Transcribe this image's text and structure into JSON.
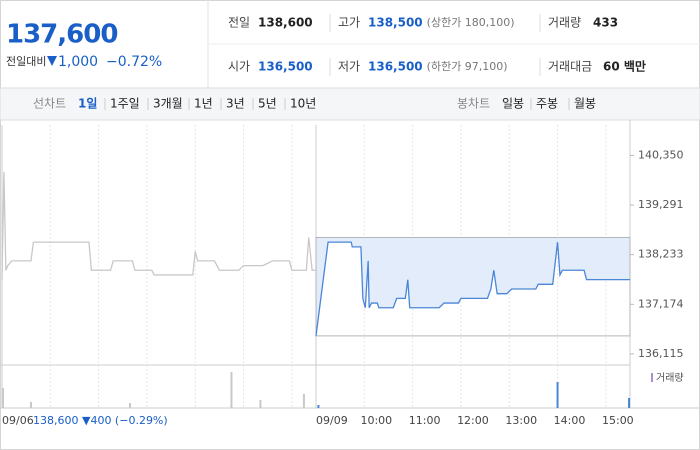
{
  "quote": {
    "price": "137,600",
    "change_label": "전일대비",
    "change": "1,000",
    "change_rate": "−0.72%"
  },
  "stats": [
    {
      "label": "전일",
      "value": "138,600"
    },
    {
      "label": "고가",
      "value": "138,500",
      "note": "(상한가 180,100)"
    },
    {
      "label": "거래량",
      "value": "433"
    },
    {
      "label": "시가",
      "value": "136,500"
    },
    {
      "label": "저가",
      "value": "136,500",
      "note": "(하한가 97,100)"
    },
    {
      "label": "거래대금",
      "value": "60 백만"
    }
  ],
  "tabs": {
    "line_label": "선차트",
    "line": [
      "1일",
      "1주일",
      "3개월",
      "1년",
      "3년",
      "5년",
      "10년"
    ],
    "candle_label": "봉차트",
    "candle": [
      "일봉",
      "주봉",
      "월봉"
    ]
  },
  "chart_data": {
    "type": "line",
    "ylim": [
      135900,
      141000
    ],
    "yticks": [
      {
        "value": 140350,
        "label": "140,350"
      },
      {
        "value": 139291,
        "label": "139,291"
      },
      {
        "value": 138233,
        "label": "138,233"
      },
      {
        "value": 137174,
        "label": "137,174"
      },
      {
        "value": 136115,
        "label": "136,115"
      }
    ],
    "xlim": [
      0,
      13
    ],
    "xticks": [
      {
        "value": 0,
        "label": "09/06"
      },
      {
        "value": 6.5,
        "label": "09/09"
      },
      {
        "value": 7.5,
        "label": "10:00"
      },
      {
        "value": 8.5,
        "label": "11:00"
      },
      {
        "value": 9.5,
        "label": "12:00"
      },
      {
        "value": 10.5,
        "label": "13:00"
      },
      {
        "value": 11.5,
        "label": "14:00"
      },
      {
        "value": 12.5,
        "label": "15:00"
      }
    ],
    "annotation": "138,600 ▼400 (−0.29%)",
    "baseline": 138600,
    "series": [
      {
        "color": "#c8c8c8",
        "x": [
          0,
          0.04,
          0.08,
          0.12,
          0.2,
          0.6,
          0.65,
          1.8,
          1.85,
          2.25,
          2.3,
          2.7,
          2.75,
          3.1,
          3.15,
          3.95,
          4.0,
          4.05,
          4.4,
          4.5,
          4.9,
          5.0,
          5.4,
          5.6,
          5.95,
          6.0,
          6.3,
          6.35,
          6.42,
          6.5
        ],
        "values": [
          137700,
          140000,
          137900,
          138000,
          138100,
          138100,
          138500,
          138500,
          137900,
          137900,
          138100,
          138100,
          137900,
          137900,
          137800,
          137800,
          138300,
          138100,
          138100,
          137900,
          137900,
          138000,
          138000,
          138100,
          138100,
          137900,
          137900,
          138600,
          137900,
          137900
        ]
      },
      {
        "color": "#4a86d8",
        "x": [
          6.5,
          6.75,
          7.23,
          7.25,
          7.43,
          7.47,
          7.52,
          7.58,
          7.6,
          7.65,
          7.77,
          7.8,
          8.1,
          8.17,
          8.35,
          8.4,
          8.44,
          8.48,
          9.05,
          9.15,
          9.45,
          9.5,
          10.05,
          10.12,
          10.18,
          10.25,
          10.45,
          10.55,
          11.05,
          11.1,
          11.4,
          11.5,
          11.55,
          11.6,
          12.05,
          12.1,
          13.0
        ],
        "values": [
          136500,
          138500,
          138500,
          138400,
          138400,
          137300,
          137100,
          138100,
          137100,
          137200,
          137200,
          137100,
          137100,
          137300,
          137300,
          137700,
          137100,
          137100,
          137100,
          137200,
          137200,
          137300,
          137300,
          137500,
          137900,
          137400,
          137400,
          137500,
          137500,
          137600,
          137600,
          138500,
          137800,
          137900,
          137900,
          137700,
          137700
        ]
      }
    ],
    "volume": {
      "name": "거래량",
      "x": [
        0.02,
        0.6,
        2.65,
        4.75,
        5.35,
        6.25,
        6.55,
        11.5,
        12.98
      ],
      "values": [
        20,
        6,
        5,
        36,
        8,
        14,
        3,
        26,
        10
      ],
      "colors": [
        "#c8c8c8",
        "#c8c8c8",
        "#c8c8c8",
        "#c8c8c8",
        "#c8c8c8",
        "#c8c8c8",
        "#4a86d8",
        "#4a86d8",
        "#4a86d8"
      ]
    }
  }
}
───
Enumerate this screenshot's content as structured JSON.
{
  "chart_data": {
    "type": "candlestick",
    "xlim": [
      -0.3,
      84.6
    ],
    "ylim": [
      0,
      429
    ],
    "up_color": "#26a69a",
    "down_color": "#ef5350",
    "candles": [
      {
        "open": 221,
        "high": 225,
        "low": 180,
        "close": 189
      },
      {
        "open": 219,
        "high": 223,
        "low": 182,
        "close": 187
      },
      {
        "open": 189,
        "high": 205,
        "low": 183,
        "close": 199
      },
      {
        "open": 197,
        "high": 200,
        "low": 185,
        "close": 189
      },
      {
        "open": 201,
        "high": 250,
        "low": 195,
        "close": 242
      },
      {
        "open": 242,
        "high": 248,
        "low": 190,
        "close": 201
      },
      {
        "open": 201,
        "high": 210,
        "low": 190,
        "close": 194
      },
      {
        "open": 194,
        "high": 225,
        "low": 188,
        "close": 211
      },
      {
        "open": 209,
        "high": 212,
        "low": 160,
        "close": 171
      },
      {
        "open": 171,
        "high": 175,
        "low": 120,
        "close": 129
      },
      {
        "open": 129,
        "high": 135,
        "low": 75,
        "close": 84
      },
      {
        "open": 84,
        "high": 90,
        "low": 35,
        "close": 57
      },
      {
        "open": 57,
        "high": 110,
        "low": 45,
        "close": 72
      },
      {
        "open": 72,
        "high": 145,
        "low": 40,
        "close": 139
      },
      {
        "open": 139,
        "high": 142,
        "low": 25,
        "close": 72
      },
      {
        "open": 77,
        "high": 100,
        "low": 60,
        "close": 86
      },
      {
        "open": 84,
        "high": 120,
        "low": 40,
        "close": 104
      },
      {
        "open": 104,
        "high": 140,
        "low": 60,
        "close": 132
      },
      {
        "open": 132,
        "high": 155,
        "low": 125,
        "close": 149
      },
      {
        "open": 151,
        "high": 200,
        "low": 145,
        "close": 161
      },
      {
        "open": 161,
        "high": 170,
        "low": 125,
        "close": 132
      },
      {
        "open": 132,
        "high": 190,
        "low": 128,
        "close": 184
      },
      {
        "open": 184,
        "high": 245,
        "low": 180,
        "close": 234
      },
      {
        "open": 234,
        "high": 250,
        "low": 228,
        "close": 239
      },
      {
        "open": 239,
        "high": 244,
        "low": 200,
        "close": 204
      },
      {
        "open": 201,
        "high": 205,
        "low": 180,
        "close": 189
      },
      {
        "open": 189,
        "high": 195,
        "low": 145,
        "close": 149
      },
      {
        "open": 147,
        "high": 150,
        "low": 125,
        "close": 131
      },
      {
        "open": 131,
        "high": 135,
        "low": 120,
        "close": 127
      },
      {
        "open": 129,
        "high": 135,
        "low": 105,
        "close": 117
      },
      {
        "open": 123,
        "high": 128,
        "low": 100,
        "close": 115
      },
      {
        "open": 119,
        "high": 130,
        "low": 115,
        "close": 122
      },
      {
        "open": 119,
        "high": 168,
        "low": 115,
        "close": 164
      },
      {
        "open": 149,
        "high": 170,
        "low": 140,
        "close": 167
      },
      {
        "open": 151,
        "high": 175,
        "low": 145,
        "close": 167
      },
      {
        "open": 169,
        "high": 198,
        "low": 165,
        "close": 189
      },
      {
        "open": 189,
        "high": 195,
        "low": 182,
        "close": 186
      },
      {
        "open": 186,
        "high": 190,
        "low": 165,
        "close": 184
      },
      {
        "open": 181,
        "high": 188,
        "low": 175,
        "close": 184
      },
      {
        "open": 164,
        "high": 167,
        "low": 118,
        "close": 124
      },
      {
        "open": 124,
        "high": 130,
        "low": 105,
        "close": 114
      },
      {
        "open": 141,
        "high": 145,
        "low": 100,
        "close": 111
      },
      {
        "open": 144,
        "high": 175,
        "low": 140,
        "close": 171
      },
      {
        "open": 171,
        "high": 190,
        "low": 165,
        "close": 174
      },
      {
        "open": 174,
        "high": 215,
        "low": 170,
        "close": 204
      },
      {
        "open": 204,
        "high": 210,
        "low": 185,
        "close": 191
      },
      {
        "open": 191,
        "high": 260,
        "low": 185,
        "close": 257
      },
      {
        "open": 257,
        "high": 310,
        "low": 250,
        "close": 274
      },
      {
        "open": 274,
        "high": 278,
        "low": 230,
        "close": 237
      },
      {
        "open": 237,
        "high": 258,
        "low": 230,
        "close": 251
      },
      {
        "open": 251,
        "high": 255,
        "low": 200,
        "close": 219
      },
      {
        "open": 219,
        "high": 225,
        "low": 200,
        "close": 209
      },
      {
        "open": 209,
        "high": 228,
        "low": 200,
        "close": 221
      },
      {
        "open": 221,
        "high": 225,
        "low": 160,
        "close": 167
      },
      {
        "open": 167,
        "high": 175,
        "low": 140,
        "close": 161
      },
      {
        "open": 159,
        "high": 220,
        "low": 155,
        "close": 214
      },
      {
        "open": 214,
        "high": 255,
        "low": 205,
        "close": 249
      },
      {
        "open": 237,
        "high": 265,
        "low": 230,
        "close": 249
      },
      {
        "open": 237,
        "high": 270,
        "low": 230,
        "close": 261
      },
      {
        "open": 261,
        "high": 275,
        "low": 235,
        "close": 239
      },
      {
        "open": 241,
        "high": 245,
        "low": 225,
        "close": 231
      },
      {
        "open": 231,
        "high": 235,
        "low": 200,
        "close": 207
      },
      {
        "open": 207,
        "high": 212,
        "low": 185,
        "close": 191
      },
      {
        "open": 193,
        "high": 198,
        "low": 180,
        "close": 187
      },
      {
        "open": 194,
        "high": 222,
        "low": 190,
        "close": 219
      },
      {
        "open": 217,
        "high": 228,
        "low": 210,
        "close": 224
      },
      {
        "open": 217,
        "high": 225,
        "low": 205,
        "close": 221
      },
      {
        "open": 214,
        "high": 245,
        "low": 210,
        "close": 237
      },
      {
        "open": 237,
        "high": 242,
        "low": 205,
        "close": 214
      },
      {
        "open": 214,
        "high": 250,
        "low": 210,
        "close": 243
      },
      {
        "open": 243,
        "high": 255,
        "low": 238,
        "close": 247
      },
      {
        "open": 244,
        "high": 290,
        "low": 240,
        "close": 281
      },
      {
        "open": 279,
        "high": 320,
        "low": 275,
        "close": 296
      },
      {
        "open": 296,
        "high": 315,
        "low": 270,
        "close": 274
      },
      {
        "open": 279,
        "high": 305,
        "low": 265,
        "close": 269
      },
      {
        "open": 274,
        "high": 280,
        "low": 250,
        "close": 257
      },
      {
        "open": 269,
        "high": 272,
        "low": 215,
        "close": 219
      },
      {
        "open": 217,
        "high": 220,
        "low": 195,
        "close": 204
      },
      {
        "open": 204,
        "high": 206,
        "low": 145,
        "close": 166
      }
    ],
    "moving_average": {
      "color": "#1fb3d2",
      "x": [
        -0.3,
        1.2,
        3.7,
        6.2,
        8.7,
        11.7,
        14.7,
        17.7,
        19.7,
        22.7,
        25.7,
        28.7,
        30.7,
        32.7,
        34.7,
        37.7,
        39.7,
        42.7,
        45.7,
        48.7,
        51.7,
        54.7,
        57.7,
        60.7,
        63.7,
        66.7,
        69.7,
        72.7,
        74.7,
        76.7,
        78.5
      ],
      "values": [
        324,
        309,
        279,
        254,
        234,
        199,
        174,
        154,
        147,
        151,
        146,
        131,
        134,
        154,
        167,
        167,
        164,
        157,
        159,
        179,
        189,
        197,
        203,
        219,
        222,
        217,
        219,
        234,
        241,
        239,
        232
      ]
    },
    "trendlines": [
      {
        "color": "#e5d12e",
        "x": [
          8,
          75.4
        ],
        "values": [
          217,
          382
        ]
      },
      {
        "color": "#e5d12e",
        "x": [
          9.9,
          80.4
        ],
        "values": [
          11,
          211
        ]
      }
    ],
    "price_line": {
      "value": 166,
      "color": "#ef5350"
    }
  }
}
───
→ YOUR TASK
Working from the listing above, pick out every line that has "JSON" and copy it.

→ TASK ANSWER
Transcribe this image's text and structure into JSON.
Enumerate this screenshot's content as structured JSON.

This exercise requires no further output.